# SUPPLIED DATA:
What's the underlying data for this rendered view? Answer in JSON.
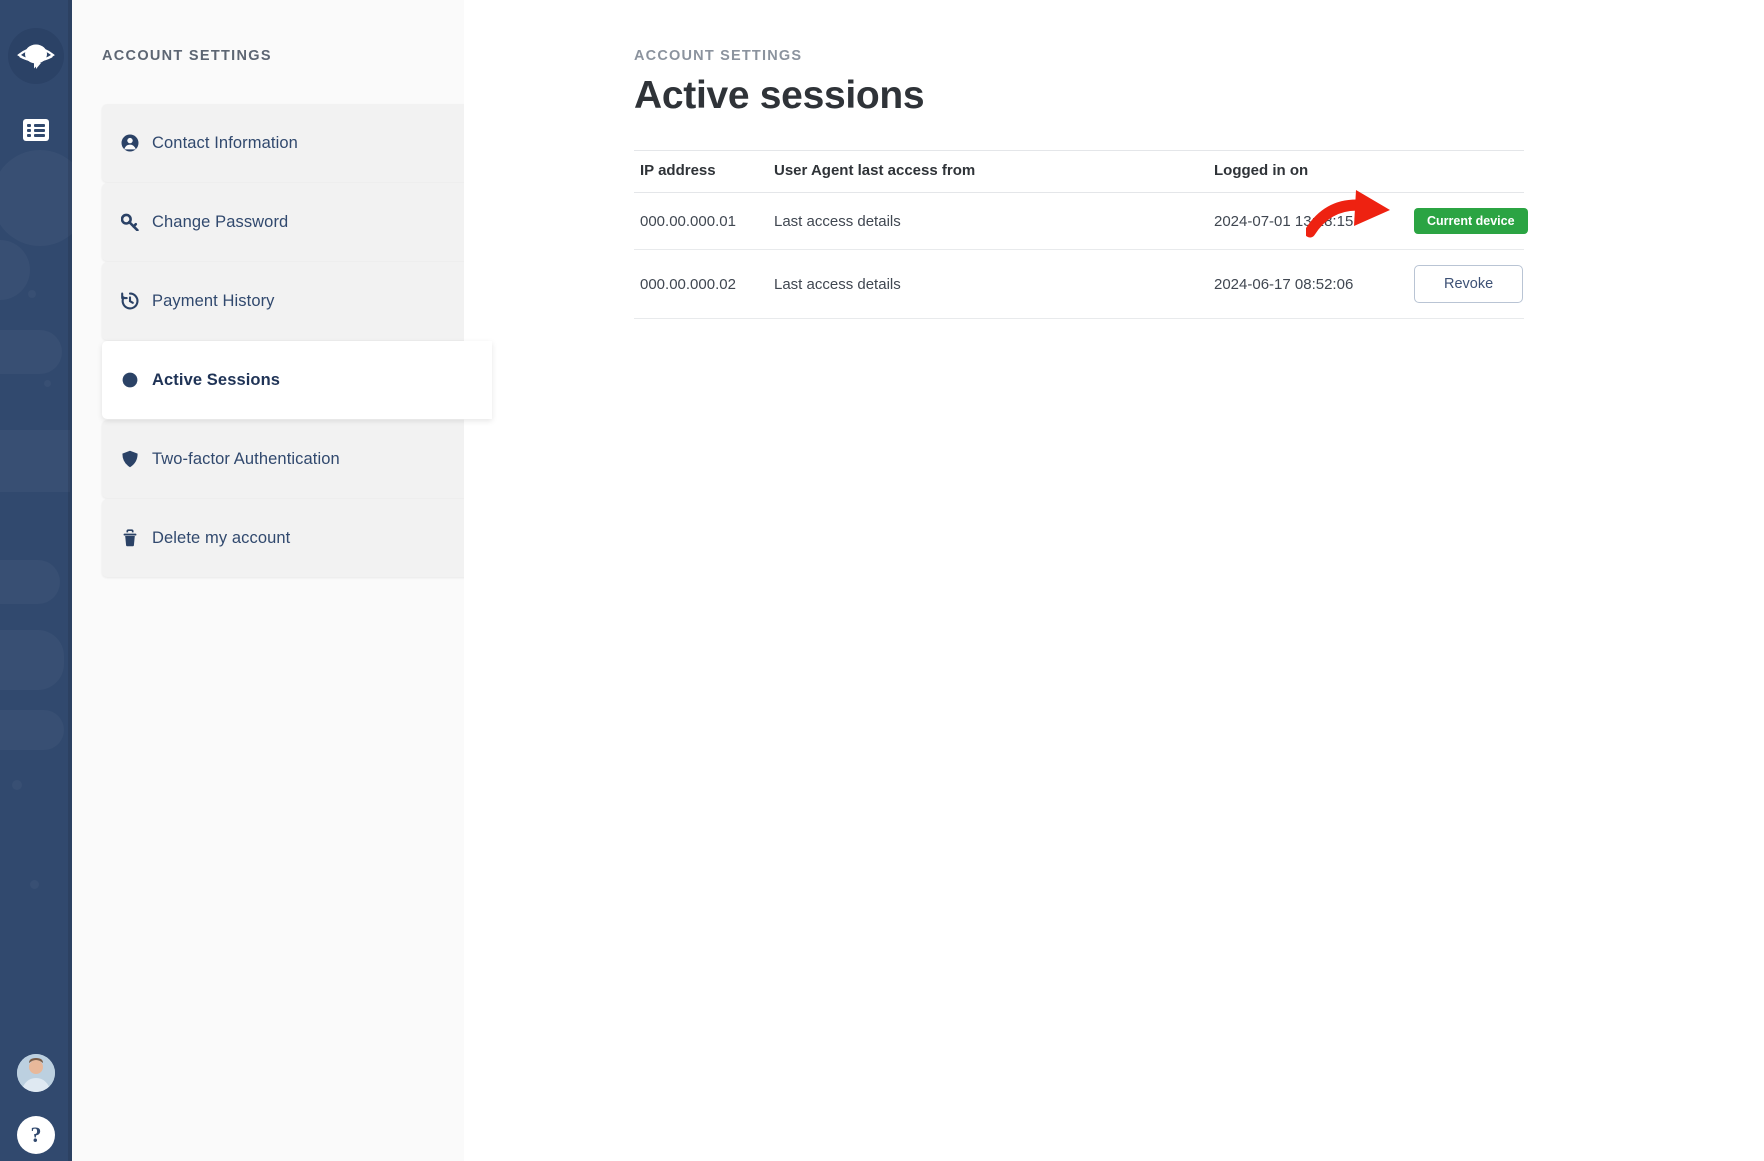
{
  "rail": {
    "logo_icon": "planet-logo-icon",
    "items": [
      {
        "name": "rail-item-list",
        "icon": "list-icon"
      }
    ],
    "avatar": {
      "name": "user-avatar",
      "alt": "User avatar"
    },
    "help": {
      "label": "?",
      "name": "help-icon"
    }
  },
  "sidebar": {
    "heading": "ACCOUNT SETTINGS",
    "items": [
      {
        "label": "Contact Information",
        "icon": "user-circle-icon",
        "active": false
      },
      {
        "label": "Change Password",
        "icon": "key-icon",
        "active": false
      },
      {
        "label": "Payment History",
        "icon": "history-icon",
        "active": false
      },
      {
        "label": "Active Sessions",
        "icon": "circle-icon",
        "active": true
      },
      {
        "label": "Two-factor Authentication",
        "icon": "shield-icon",
        "active": false
      },
      {
        "label": "Delete my account",
        "icon": "trash-icon",
        "active": false
      }
    ]
  },
  "main": {
    "eyebrow": "ACCOUNT SETTINGS",
    "title": "Active sessions",
    "table": {
      "columns": [
        "IP address",
        "User Agent last access from",
        "Logged in on",
        ""
      ],
      "rows": [
        {
          "ip": "000.00.000.01",
          "user_agent": "Last access details",
          "logged_in_on": "2024-07-01 13:18:15",
          "action_type": "badge",
          "action_label": "Current device"
        },
        {
          "ip": "000.00.000.02",
          "user_agent": "Last access details",
          "logged_in_on": "2024-06-17 08:52:06",
          "action_type": "button",
          "action_label": "Revoke"
        }
      ]
    }
  },
  "annotations": [
    {
      "name": "annotation-arrow-to-ip-column",
      "direction": "right",
      "color": "#ee2211"
    },
    {
      "name": "annotation-arrow-to-action-column",
      "direction": "down-left",
      "color": "#ee2211"
    }
  ],
  "colors": {
    "rail_bg": "#31496e",
    "sidebar_bg": "#fafafa",
    "accent_navy": "#31496e",
    "success_green": "#2ba443",
    "annotation_red": "#ee2211"
  }
}
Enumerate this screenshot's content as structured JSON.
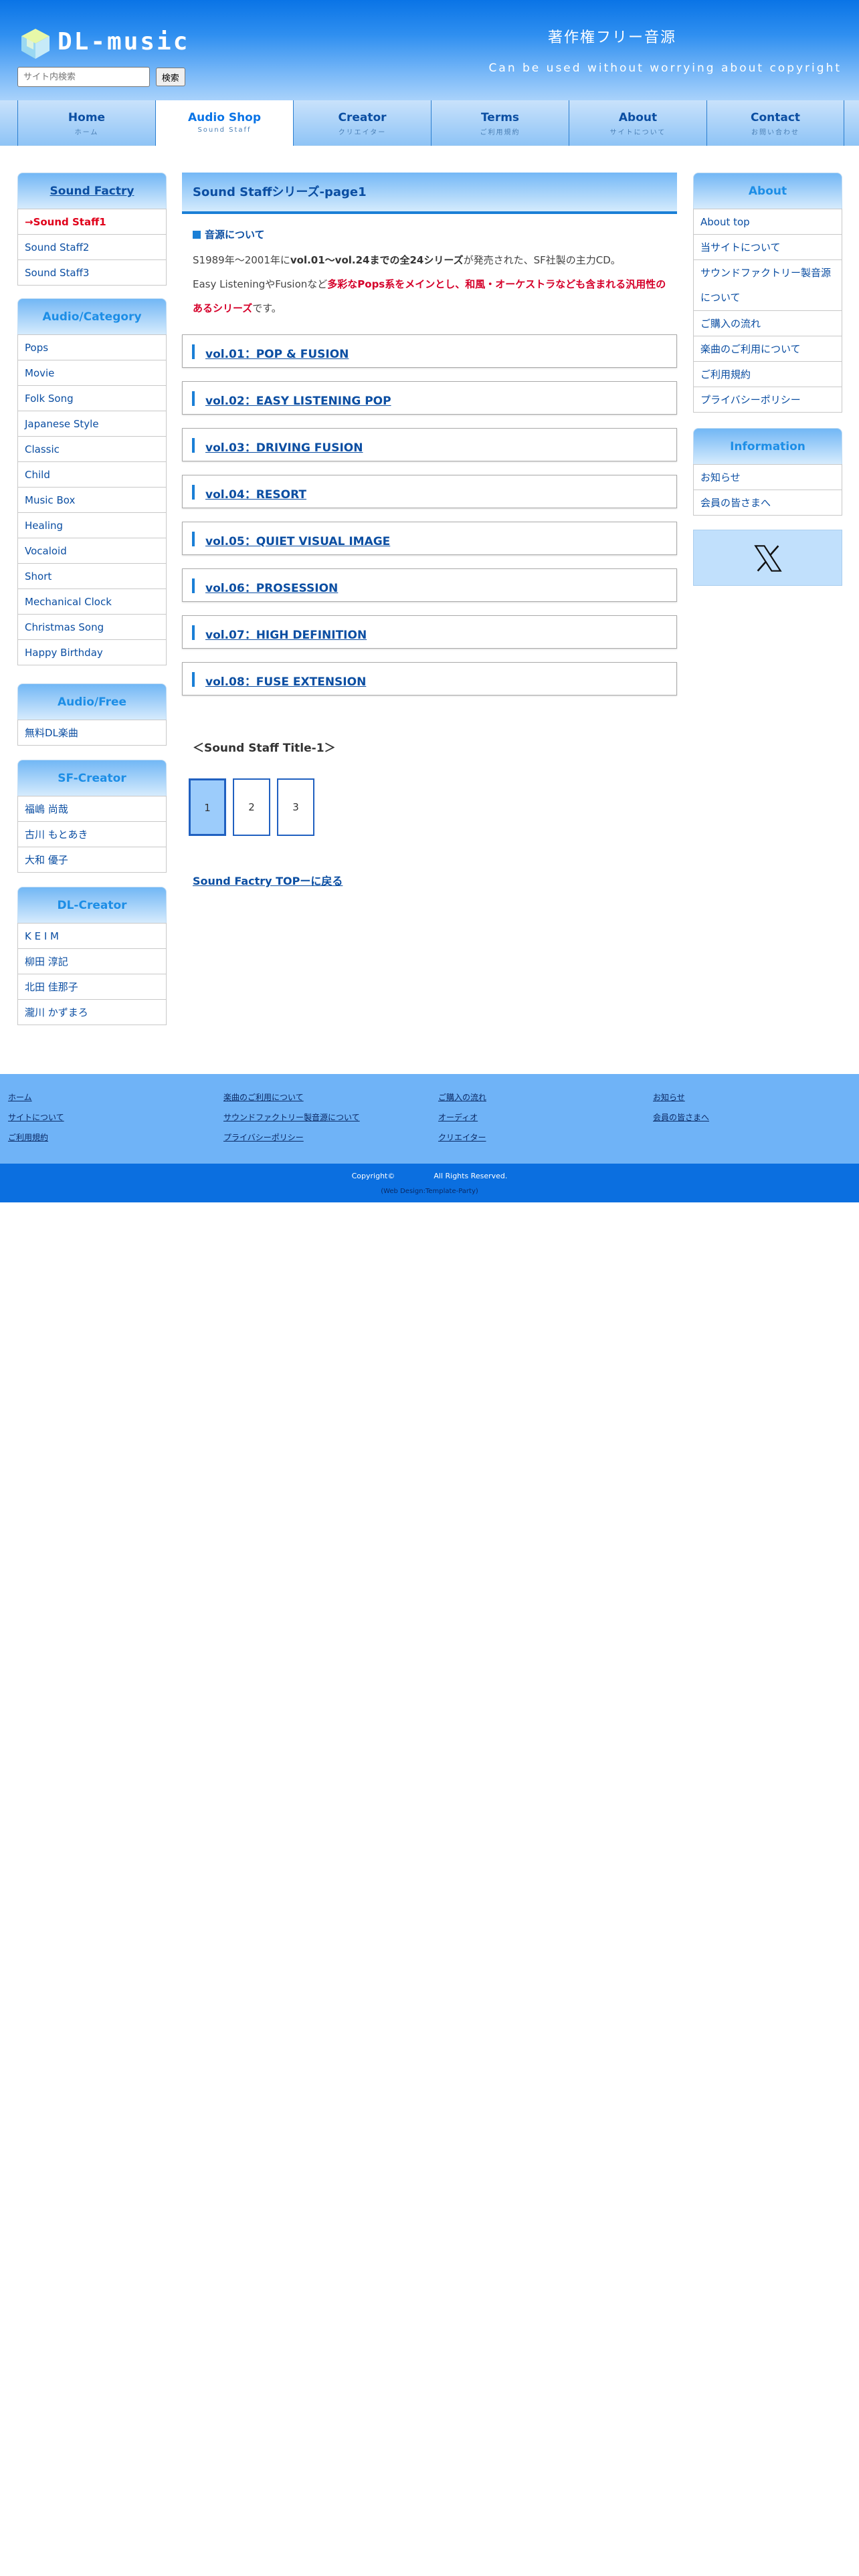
{
  "header": {
    "logo_text": "DL-music",
    "search_placeholder": "サイト内検索",
    "search_button": "検索",
    "tagline_jp": "著作権フリー音源",
    "tagline_en": "Can be used without worrying about copyright"
  },
  "nav": [
    {
      "label": "Home",
      "sub": "ホーム"
    },
    {
      "label": "Audio Shop",
      "sub": "Sound Staff"
    },
    {
      "label": "Creator",
      "sub": "クリエイター"
    },
    {
      "label": "Terms",
      "sub": "ご利用規約"
    },
    {
      "label": "About",
      "sub": "サイトについて"
    },
    {
      "label": "Contact",
      "sub": "お問い合わせ"
    }
  ],
  "left": {
    "sound_factory": {
      "title": "Sound Factry",
      "items": [
        "→Sound Staff1",
        "Sound Staff2",
        "Sound Staff3"
      ]
    },
    "category": {
      "title": "Audio/Category",
      "items": [
        "Pops",
        "Movie",
        "Folk Song",
        "Japanese Style",
        "Classic",
        "Child",
        "Music Box",
        "Healing",
        "Vocaloid",
        "Short",
        "Mechanical Clock",
        "Christmas Song",
        "Happy Birthday"
      ]
    },
    "free": {
      "title": "Audio/Free",
      "items": [
        "無料DL楽曲"
      ]
    },
    "sf_creator": {
      "title": "SF-Creator",
      "items": [
        "福嶋 尚哉",
        "古川 もとあき",
        "大和 優子"
      ]
    },
    "dl_creator": {
      "title": "DL-Creator",
      "items": [
        "K E I M",
        "柳田 淳記",
        "北田 佳那子",
        "瀧川 かずまろ"
      ]
    }
  },
  "main": {
    "title": "Sound Staffシリーズ-page1",
    "source_heading": "音源について",
    "para1_a": "S1989年～2001年に",
    "para1_b": "vol.01〜vol.24までの全24シリーズ",
    "para1_c": "が発売された、SF社製の主力CD。",
    "para2_a": "Easy ListeningやFusionなど",
    "para2_red1": "多彩なPops系をメインとし、和風・オーケストラなども含まれる汎用性の",
    "para2_red2": "あるシリーズ",
    "para2_end": "です。",
    "volumes": [
      "vol.01：POP & FUSION",
      "vol.02：EASY LISTENING POP",
      "vol.03：DRIVING FUSION",
      "vol.04：RESORT",
      "vol.05：QUIET VISUAL IMAGE",
      "vol.06：PROSESSION",
      "vol.07：HIGH DEFINITION",
      "vol.08：FUSE EXTENSION"
    ],
    "title_1": "＜Sound Staff Title-1＞",
    "pages": [
      "1",
      "2",
      "3"
    ],
    "back_link": "Sound Factry TOPーに戻る"
  },
  "right": {
    "about": {
      "title": "About",
      "items": [
        "About top",
        "当サイトについて",
        "サウンドファクトリー製音源",
        "について",
        "ご購入の流れ",
        "楽曲のご利用について",
        "ご利用規約",
        "プライバシーポリシー"
      ]
    },
    "information": {
      "title": "Information",
      "items": [
        "お知らせ",
        "会員の皆さまへ"
      ]
    },
    "sns_icon": "x-logo"
  },
  "footer": {
    "col1": [
      "ホーム",
      "サイトについて",
      "ご利用規約"
    ],
    "col2": [
      "楽曲のご利用について",
      "サウンドファクトリー製音源について",
      "プライバシーポリシー"
    ],
    "col3": [
      "ご購入の流れ",
      "オーディオ",
      "クリエイター"
    ],
    "col4": [
      "お知らせ",
      "会員の皆さまへ"
    ],
    "copyright_prefix": "Copyright©",
    "copyright_suffix": "All Rights Reserved.",
    "credit": "(Web Design:Template-Party)"
  },
  "colors": {
    "accent": "#1a7fd6",
    "nav_text": "#0b4ea2",
    "highlight_red": "#d5002a",
    "footer_bg": "#6fb3f7"
  }
}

# PROBLEM TO WORK ON:
Reproduce the full material exactly, excluding the pictures.

# OUTPUT FOR THIS EXERCISE:
What's the underlying data for this rendered view? Answer in JSON.
{
  "rail": {
    "logo_icon": "planet-logo-icon",
    "items": [
      {
        "name": "rail-item-list",
        "icon": "list-icon"
      }
    ],
    "avatar": {
      "name": "user-avatar",
      "alt": "User avatar"
    },
    "help": {
      "label": "?",
      "name": "help-icon"
    }
  },
  "sidebar": {
    "heading": "ACCOUNT SETTINGS",
    "items": [
      {
        "label": "Contact Information",
        "icon": "user-circle-icon",
        "active": false
      },
      {
        "label": "Change Password",
        "icon": "key-icon",
        "active": false
      },
      {
        "label": "Payment History",
        "icon": "history-icon",
        "active": false
      },
      {
        "label": "Active Sessions",
        "icon": "circle-icon",
        "active": true
      },
      {
        "label": "Two-factor Authentication",
        "icon": "shield-icon",
        "active": false
      },
      {
        "label": "Delete my account",
        "icon": "trash-icon",
        "active": false
      }
    ]
  },
  "main": {
    "eyebrow": "ACCOUNT SETTINGS",
    "title": "Active sessions",
    "table": {
      "columns": [
        "IP address",
        "User Agent last access from",
        "Logged in on",
        ""
      ],
      "rows": [
        {
          "ip": "000.00.000.01",
          "user_agent": "Last access details",
          "logged_in_on": "2024-07-01 13:18:15",
          "action_type": "badge",
          "action_label": "Current device"
        },
        {
          "ip": "000.00.000.02",
          "user_agent": "Last access details",
          "logged_in_on": "2024-06-17 08:52:06",
          "action_type": "button",
          "action_label": "Revoke"
        }
      ]
    }
  },
  "annotations": [
    {
      "name": "annotation-arrow-to-ip-column",
      "direction": "right",
      "color": "#ee2211"
    },
    {
      "name": "annotation-arrow-to-action-column",
      "direction": "down-left",
      "color": "#ee2211"
    }
  ],
  "colors": {
    "rail_bg": "#31496e",
    "sidebar_bg": "#fafafa",
    "accent_navy": "#31496e",
    "success_green": "#2ba443",
    "annotation_red": "#ee2211"
  }
}
Enumerate this screenshot's content as structured JSON.
{
  "header": {
    "logo_text": "DL-music",
    "search_placeholder": "サイト内検索",
    "search_button": "検索",
    "tagline_jp": "著作権フリー音源",
    "tagline_en": "Can be used without worrying about copyright"
  },
  "nav": [
    {
      "label": "Home",
      "sub": "ホーム"
    },
    {
      "label": "Audio Shop",
      "sub": "Sound Staff"
    },
    {
      "label": "Creator",
      "sub": "クリエイター"
    },
    {
      "label": "Terms",
      "sub": "ご利用規約"
    },
    {
      "label": "About",
      "sub": "サイトについて"
    },
    {
      "label": "Contact",
      "sub": "お問い合わせ"
    }
  ],
  "left": {
    "sound_factory": {
      "title": "Sound Factry",
      "items": [
        "→Sound Staff1",
        "Sound Staff2",
        "Sound Staff3"
      ]
    },
    "category": {
      "title": "Audio/Category",
      "items": [
        "Pops",
        "Movie",
        "Folk Song",
        "Japanese Style",
        "Classic",
        "Child",
        "Music Box",
        "Healing",
        "Vocaloid",
        "Short",
        "Mechanical Clock",
        "Christmas Song",
        "Happy Birthday"
      ]
    },
    "free": {
      "title": "Audio/Free",
      "items": [
        "無料DL楽曲"
      ]
    },
    "sf_creator": {
      "title": "SF-Creator",
      "items": [
        "福嶋 尚哉",
        "古川 もとあき",
        "大和 優子"
      ]
    },
    "dl_creator": {
      "title": "DL-Creator",
      "items": [
        "K E I M",
        "柳田 淳記",
        "北田 佳那子",
        "瀧川 かずまろ"
      ]
    }
  },
  "main": {
    "title": "Sound Staffシリーズ-page1",
    "source_heading": "音源について",
    "para1_a": "S1989年～2001年に",
    "para1_b": "vol.01〜vol.24までの全24シリーズ",
    "para1_c": "が発売された、SF社製の主力CD。",
    "para2_a": "Easy ListeningやFusionなど",
    "para2_red1": "多彩なPops系をメインとし、和風・オーケストラなども含まれる汎用性の",
    "para2_red2": "あるシリーズ",
    "para2_end": "です。",
    "volumes": [
      "vol.01：POP & FUSION",
      "vol.02：EASY LISTENING POP",
      "vol.03：DRIVING FUSION",
      "vol.04：RESORT",
      "vol.05：QUIET VISUAL IMAGE",
      "vol.06：PROSESSION",
      "vol.07：HIGH DEFINITION",
      "vol.08：FUSE EXTENSION"
    ],
    "title_1": "＜Sound Staff Title-1＞",
    "pages": [
      "1",
      "2",
      "3"
    ],
    "back_link": "Sound Factry TOPーに戻る"
  },
  "right": {
    "about": {
      "title": "About",
      "items": [
        "About top",
        "当サイトについて",
        "サウンドファクトリー製音源",
        "について",
        "ご購入の流れ",
        "楽曲のご利用について",
        "ご利用規約",
        "プライバシーポリシー"
      ]
    },
    "information": {
      "title": "Information",
      "items": [
        "お知らせ",
        "会員の皆さまへ"
      ]
    },
    "sns_icon": "x-logo"
  },
  "footer": {
    "col1": [
      "ホーム",
      "サイトについて",
      "ご利用規約"
    ],
    "col2": [
      "楽曲のご利用について",
      "サウンドファクトリー製音源について",
      "プライバシーポリシー"
    ],
    "col3": [
      "ご購入の流れ",
      "オーディオ",
      "クリエイター"
    ],
    "col4": [
      "お知らせ",
      "会員の皆さまへ"
    ],
    "copyright_prefix": "Copyright©",
    "copyright_suffix": "All Rights Reserved.",
    "credit": "(Web Design:Template-Party)"
  },
  "colors": {
    "accent": "#1a7fd6",
    "nav_text": "#0b4ea2",
    "highlight_red": "#d5002a",
    "footer_bg": "#6fb3f7"
  }
}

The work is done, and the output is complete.